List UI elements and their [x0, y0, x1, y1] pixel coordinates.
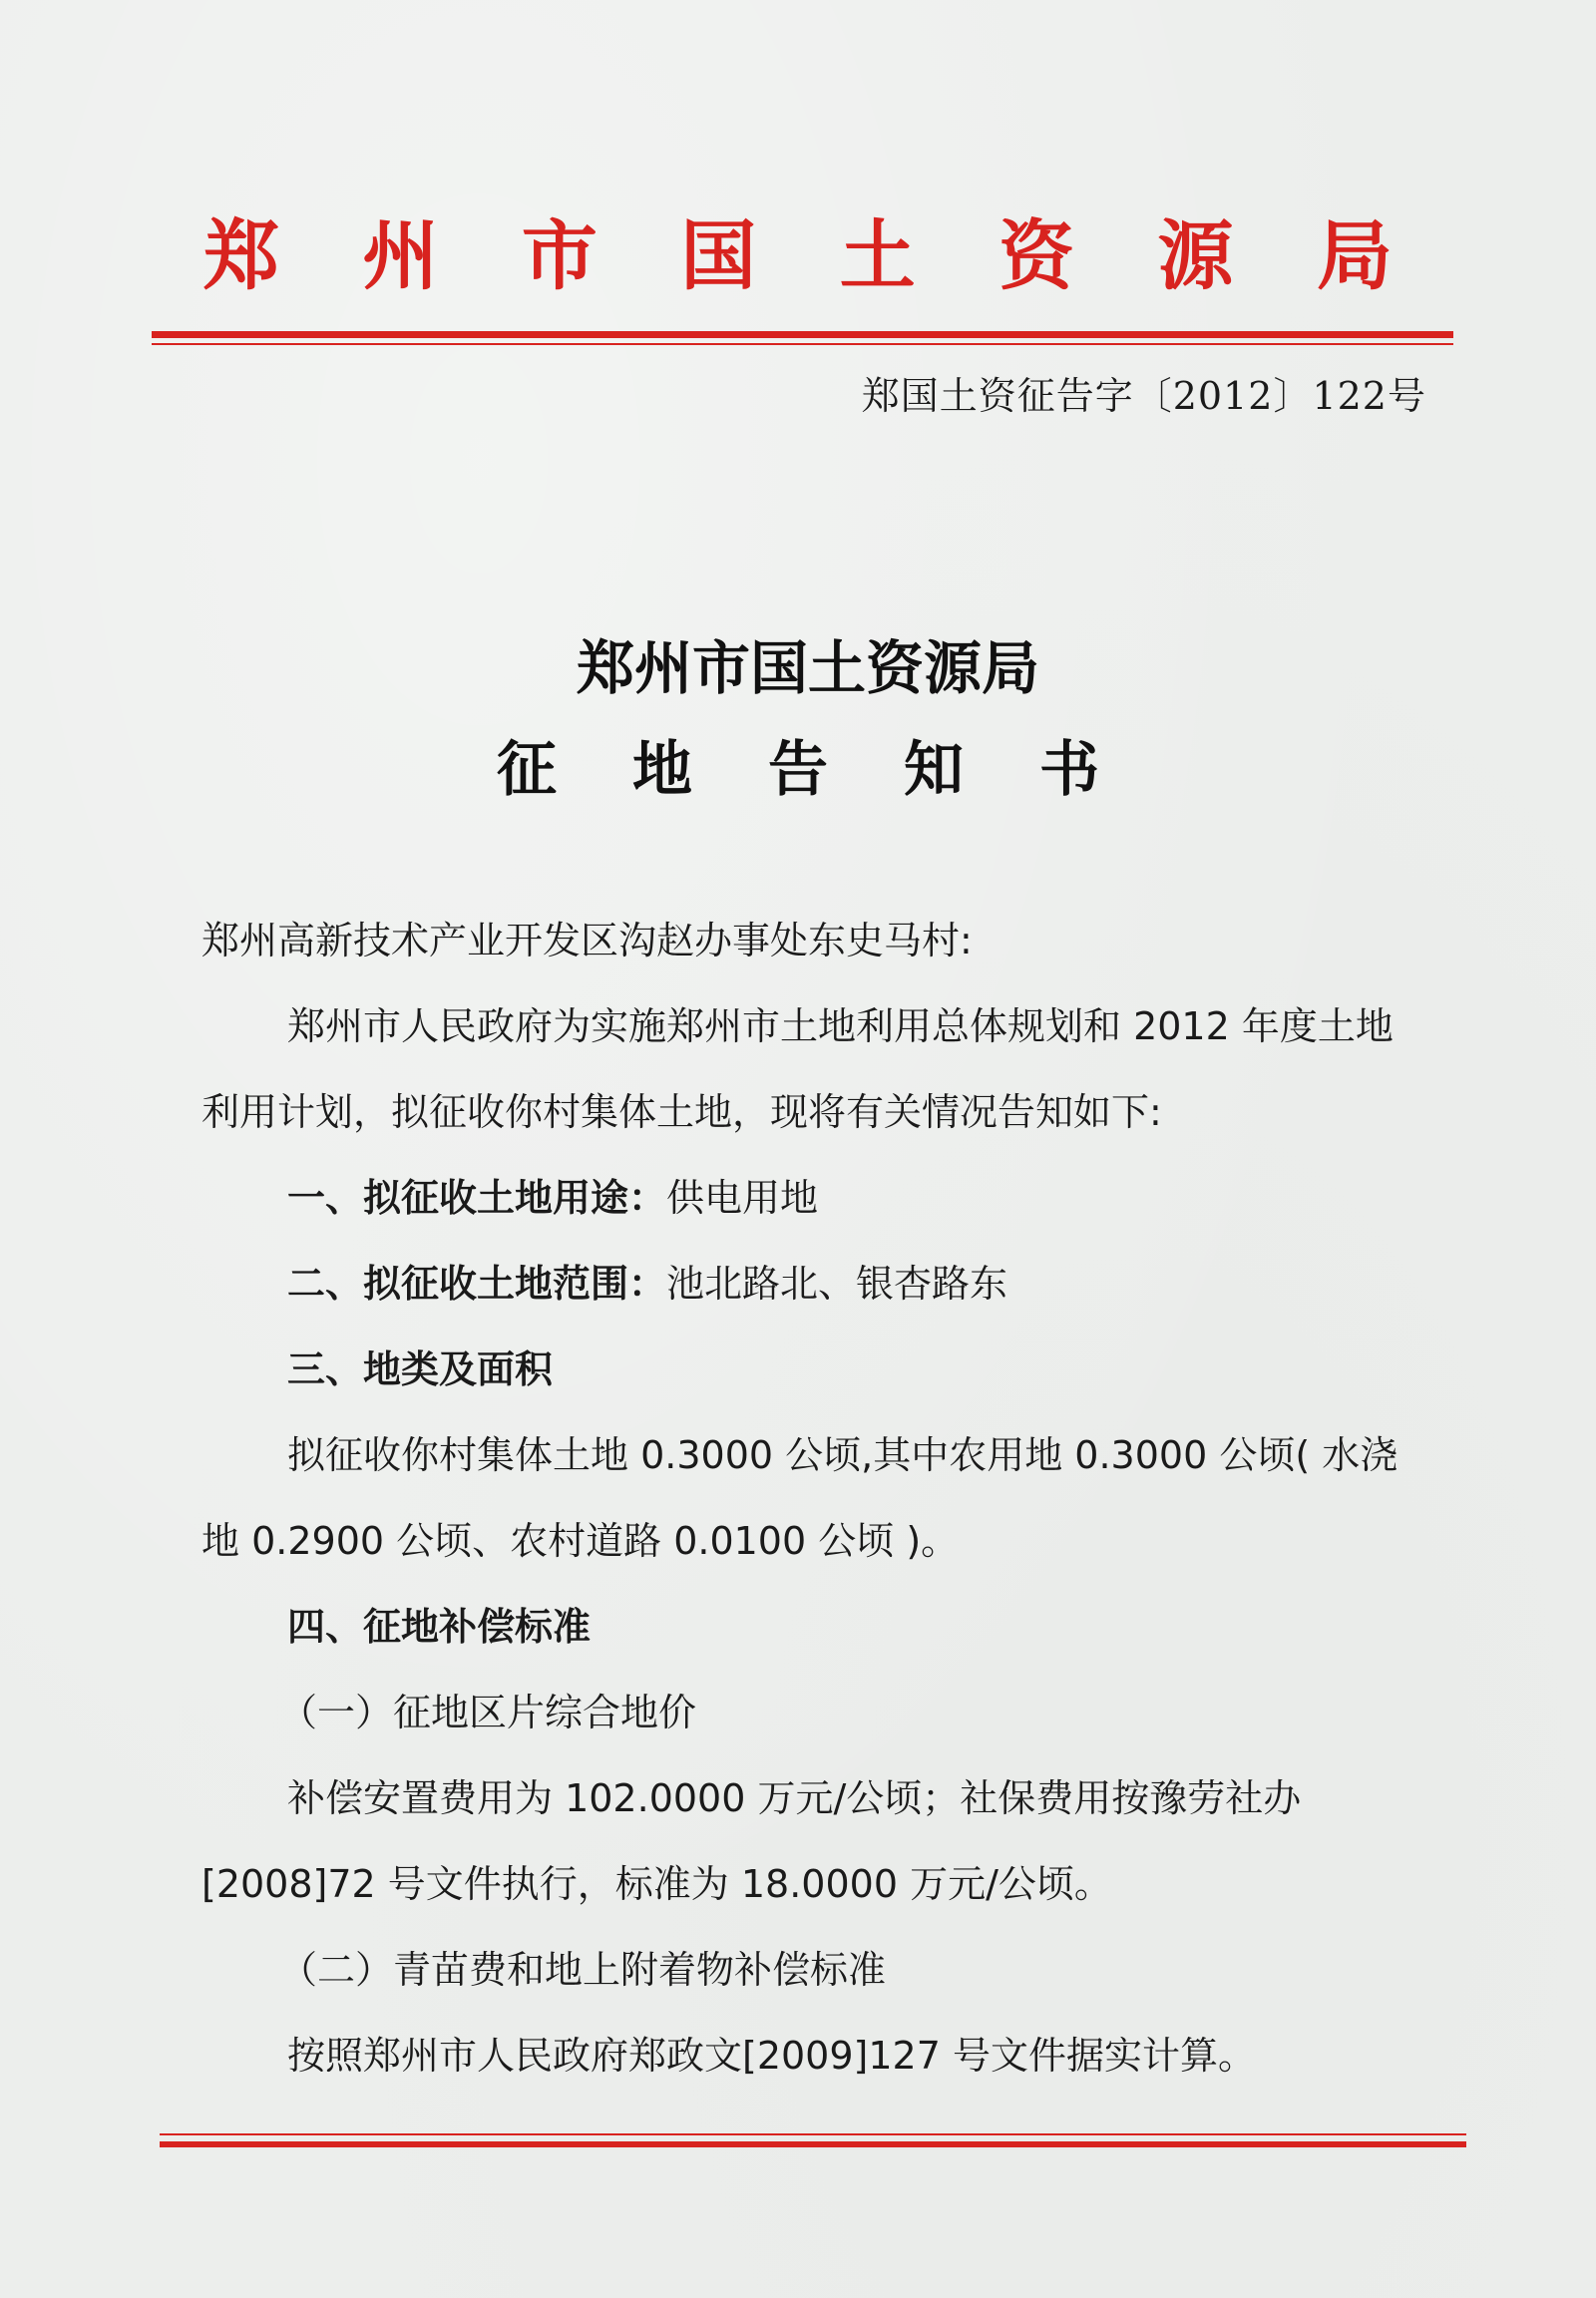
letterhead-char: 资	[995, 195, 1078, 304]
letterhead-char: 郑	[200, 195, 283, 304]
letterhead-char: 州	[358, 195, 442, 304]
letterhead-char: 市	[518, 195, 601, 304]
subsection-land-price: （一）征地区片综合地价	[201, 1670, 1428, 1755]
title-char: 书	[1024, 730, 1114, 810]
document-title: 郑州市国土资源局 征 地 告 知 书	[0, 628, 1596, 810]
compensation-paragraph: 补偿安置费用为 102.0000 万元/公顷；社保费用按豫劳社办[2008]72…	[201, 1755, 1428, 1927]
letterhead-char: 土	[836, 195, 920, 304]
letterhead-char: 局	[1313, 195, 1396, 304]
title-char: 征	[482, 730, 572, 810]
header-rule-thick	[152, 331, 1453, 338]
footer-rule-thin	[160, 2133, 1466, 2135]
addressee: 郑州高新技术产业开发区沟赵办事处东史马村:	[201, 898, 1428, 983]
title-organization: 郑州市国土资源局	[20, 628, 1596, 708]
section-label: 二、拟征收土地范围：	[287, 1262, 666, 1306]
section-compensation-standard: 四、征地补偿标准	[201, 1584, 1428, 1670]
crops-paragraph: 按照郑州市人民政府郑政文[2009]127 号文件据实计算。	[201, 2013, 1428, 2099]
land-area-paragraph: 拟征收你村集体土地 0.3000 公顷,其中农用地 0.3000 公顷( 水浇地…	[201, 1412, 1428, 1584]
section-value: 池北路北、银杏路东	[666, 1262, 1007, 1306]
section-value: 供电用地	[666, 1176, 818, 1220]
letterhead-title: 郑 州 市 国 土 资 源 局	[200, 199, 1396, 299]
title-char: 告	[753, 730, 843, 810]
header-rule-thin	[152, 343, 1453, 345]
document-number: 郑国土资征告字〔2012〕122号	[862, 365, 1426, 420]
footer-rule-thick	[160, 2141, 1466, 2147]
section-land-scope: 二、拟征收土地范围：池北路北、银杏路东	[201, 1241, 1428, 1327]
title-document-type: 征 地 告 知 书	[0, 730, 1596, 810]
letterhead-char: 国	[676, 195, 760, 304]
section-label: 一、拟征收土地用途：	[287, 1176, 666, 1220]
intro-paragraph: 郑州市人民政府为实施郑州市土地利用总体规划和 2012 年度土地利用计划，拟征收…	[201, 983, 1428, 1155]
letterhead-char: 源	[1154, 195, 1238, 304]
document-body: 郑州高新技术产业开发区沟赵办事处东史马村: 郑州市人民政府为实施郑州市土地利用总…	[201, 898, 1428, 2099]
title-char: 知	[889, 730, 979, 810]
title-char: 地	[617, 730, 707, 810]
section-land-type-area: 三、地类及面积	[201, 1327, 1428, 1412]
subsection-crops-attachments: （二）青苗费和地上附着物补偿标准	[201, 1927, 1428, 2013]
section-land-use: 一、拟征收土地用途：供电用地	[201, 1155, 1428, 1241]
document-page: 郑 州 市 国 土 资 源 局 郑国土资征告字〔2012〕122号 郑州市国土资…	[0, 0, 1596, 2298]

- - -

→ **Do this**
Please retype every line above character for character, omitting the picture.

→ **Finished answer**
List UI elements and their [x0, y0, x1, y1] pixel coordinates.
letterhead-char: 资	[995, 195, 1078, 304]
letterhead-char: 郑	[200, 195, 283, 304]
letterhead-char: 州	[358, 195, 442, 304]
letterhead-char: 市	[518, 195, 601, 304]
subsection-land-price: （一）征地区片综合地价	[201, 1670, 1428, 1755]
title-char: 书	[1024, 730, 1114, 810]
document-title: 郑州市国土资源局 征 地 告 知 书	[0, 628, 1596, 810]
compensation-paragraph: 补偿安置费用为 102.0000 万元/公顷；社保费用按豫劳社办[2008]72…	[201, 1755, 1428, 1927]
letterhead-char: 土	[836, 195, 920, 304]
letterhead-char: 局	[1313, 195, 1396, 304]
title-char: 征	[482, 730, 572, 810]
header-rule-thick	[152, 331, 1453, 338]
footer-rule-thin	[160, 2133, 1466, 2135]
addressee: 郑州高新技术产业开发区沟赵办事处东史马村:	[201, 898, 1428, 983]
title-organization: 郑州市国土资源局	[20, 628, 1596, 708]
section-label: 二、拟征收土地范围：	[287, 1262, 666, 1306]
section-compensation-standard: 四、征地补偿标准	[201, 1584, 1428, 1670]
crops-paragraph: 按照郑州市人民政府郑政文[2009]127 号文件据实计算。	[201, 2013, 1428, 2099]
land-area-paragraph: 拟征收你村集体土地 0.3000 公顷,其中农用地 0.3000 公顷( 水浇地…	[201, 1412, 1428, 1584]
section-value: 池北路北、银杏路东	[666, 1262, 1007, 1306]
section-value: 供电用地	[666, 1176, 818, 1220]
letterhead-title: 郑 州 市 国 土 资 源 局	[200, 199, 1396, 299]
title-char: 告	[753, 730, 843, 810]
header-rule-thin	[152, 343, 1453, 345]
document-number: 郑国土资征告字〔2012〕122号	[862, 365, 1426, 420]
footer-rule-thick	[160, 2141, 1466, 2147]
section-land-scope: 二、拟征收土地范围：池北路北、银杏路东	[201, 1241, 1428, 1327]
title-document-type: 征 地 告 知 书	[0, 730, 1596, 810]
letterhead-char: 国	[676, 195, 760, 304]
section-label: 一、拟征收土地用途：	[287, 1176, 666, 1220]
intro-paragraph: 郑州市人民政府为实施郑州市土地利用总体规划和 2012 年度土地利用计划，拟征收…	[201, 983, 1428, 1155]
letterhead-char: 源	[1154, 195, 1238, 304]
document-body: 郑州高新技术产业开发区沟赵办事处东史马村: 郑州市人民政府为实施郑州市土地利用总…	[201, 898, 1428, 2099]
title-char: 知	[889, 730, 979, 810]
title-char: 地	[617, 730, 707, 810]
section-land-type-area: 三、地类及面积	[201, 1327, 1428, 1412]
subsection-crops-attachments: （二）青苗费和地上附着物补偿标准	[201, 1927, 1428, 2013]
section-land-use: 一、拟征收土地用途：供电用地	[201, 1155, 1428, 1241]
document-page: 郑 州 市 国 土 资 源 局 郑国土资征告字〔2012〕122号 郑州市国土资…	[0, 0, 1596, 2298]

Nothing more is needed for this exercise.